- _EXERCISE_:
Each record that follows should be repeated exactly, minus any images.

===

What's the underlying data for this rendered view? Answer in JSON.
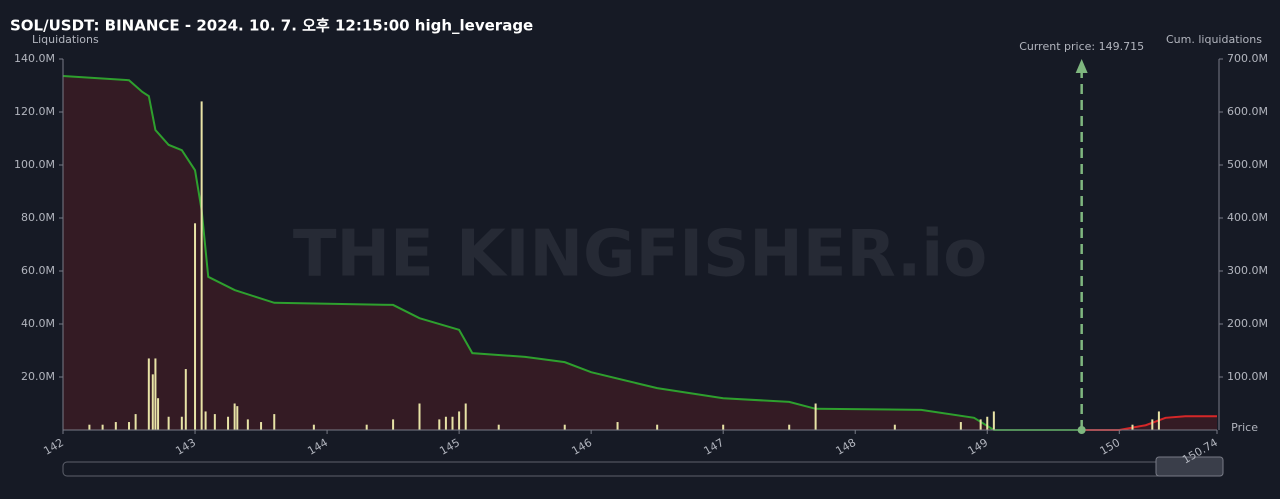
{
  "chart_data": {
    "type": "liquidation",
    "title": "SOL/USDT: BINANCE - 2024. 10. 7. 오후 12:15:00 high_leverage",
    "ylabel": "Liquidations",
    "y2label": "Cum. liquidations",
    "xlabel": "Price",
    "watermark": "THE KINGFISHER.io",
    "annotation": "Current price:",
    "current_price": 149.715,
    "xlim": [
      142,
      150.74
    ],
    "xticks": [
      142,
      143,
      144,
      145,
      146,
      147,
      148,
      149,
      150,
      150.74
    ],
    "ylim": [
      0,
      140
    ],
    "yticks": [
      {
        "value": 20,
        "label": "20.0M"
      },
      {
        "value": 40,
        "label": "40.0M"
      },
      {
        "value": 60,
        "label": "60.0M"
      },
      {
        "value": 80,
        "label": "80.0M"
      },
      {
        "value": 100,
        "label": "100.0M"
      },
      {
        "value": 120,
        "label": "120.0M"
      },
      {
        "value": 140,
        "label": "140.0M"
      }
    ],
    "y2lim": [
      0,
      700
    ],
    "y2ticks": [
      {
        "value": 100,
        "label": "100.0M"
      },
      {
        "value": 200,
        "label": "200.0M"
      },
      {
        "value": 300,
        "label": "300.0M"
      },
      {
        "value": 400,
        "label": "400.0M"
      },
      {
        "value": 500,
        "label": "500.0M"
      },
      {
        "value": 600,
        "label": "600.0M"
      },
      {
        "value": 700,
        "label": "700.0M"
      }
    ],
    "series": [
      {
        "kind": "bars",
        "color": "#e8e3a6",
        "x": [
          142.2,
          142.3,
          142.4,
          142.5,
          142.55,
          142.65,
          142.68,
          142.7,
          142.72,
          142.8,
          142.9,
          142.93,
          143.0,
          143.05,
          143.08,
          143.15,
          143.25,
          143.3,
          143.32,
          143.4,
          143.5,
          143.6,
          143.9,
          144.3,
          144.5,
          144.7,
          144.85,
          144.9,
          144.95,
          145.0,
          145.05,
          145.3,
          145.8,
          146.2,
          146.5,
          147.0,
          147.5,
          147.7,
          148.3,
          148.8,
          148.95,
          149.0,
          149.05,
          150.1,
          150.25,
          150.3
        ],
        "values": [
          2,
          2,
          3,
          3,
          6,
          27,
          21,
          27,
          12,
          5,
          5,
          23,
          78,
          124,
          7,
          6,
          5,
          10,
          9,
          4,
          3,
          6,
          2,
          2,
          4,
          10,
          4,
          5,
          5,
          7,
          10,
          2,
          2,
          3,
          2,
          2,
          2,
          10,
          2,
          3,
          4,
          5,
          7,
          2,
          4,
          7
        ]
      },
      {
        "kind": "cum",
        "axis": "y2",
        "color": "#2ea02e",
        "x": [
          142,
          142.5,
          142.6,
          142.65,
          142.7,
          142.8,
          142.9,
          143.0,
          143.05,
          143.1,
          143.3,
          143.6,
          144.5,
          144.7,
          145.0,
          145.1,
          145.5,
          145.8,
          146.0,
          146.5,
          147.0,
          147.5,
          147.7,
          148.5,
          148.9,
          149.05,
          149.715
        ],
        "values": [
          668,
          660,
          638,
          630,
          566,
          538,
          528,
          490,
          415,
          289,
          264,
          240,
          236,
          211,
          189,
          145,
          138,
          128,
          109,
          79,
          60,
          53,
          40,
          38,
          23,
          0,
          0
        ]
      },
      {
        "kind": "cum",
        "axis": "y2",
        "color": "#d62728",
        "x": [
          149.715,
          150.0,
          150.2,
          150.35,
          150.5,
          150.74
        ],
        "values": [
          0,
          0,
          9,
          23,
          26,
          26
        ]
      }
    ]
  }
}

===

- _RESPONSE TO THE TASK_:
What's the underlying data for this rendered view? Answer in JSON.
{
  "chart_data": {
    "type": "liquidation",
    "title": "SOL/USDT: BINANCE - 2024. 10. 7. 오후 12:15:00 high_leverage",
    "ylabel": "Liquidations",
    "y2label": "Cum. liquidations",
    "xlabel": "Price",
    "watermark": "THE KINGFISHER.io",
    "annotation": "Current price:",
    "current_price": 149.715,
    "xlim": [
      142,
      150.74
    ],
    "xticks": [
      142,
      143,
      144,
      145,
      146,
      147,
      148,
      149,
      150,
      150.74
    ],
    "ylim": [
      0,
      140
    ],
    "yticks": [
      {
        "value": 20,
        "label": "20.0M"
      },
      {
        "value": 40,
        "label": "40.0M"
      },
      {
        "value": 60,
        "label": "60.0M"
      },
      {
        "value": 80,
        "label": "80.0M"
      },
      {
        "value": 100,
        "label": "100.0M"
      },
      {
        "value": 120,
        "label": "120.0M"
      },
      {
        "value": 140,
        "label": "140.0M"
      }
    ],
    "y2lim": [
      0,
      700
    ],
    "y2ticks": [
      {
        "value": 100,
        "label": "100.0M"
      },
      {
        "value": 200,
        "label": "200.0M"
      },
      {
        "value": 300,
        "label": "300.0M"
      },
      {
        "value": 400,
        "label": "400.0M"
      },
      {
        "value": 500,
        "label": "500.0M"
      },
      {
        "value": 600,
        "label": "600.0M"
      },
      {
        "value": 700,
        "label": "700.0M"
      }
    ],
    "series": [
      {
        "kind": "bars",
        "color": "#e8e3a6",
        "x": [
          142.2,
          142.3,
          142.4,
          142.5,
          142.55,
          142.65,
          142.68,
          142.7,
          142.72,
          142.8,
          142.9,
          142.93,
          143.0,
          143.05,
          143.08,
          143.15,
          143.25,
          143.3,
          143.32,
          143.4,
          143.5,
          143.6,
          143.9,
          144.3,
          144.5,
          144.7,
          144.85,
          144.9,
          144.95,
          145.0,
          145.05,
          145.3,
          145.8,
          146.2,
          146.5,
          147.0,
          147.5,
          147.7,
          148.3,
          148.8,
          148.95,
          149.0,
          149.05,
          150.1,
          150.25,
          150.3
        ],
        "values": [
          2,
          2,
          3,
          3,
          6,
          27,
          21,
          27,
          12,
          5,
          5,
          23,
          78,
          124,
          7,
          6,
          5,
          10,
          9,
          4,
          3,
          6,
          2,
          2,
          4,
          10,
          4,
          5,
          5,
          7,
          10,
          2,
          2,
          3,
          2,
          2,
          2,
          10,
          2,
          3,
          4,
          5,
          7,
          2,
          4,
          7
        ]
      },
      {
        "kind": "cum",
        "axis": "y2",
        "color": "#2ea02e",
        "x": [
          142,
          142.5,
          142.6,
          142.65,
          142.7,
          142.8,
          142.9,
          143.0,
          143.05,
          143.1,
          143.3,
          143.6,
          144.5,
          144.7,
          145.0,
          145.1,
          145.5,
          145.8,
          146.0,
          146.5,
          147.0,
          147.5,
          147.7,
          148.5,
          148.9,
          149.05,
          149.715
        ],
        "values": [
          668,
          660,
          638,
          630,
          566,
          538,
          528,
          490,
          415,
          289,
          264,
          240,
          236,
          211,
          189,
          145,
          138,
          128,
          109,
          79,
          60,
          53,
          40,
          38,
          23,
          0,
          0
        ]
      },
      {
        "kind": "cum",
        "axis": "y2",
        "color": "#d62728",
        "x": [
          149.715,
          150.0,
          150.2,
          150.35,
          150.5,
          150.74
        ],
        "values": [
          0,
          0,
          9,
          23,
          26,
          26
        ]
      }
    ]
  }
}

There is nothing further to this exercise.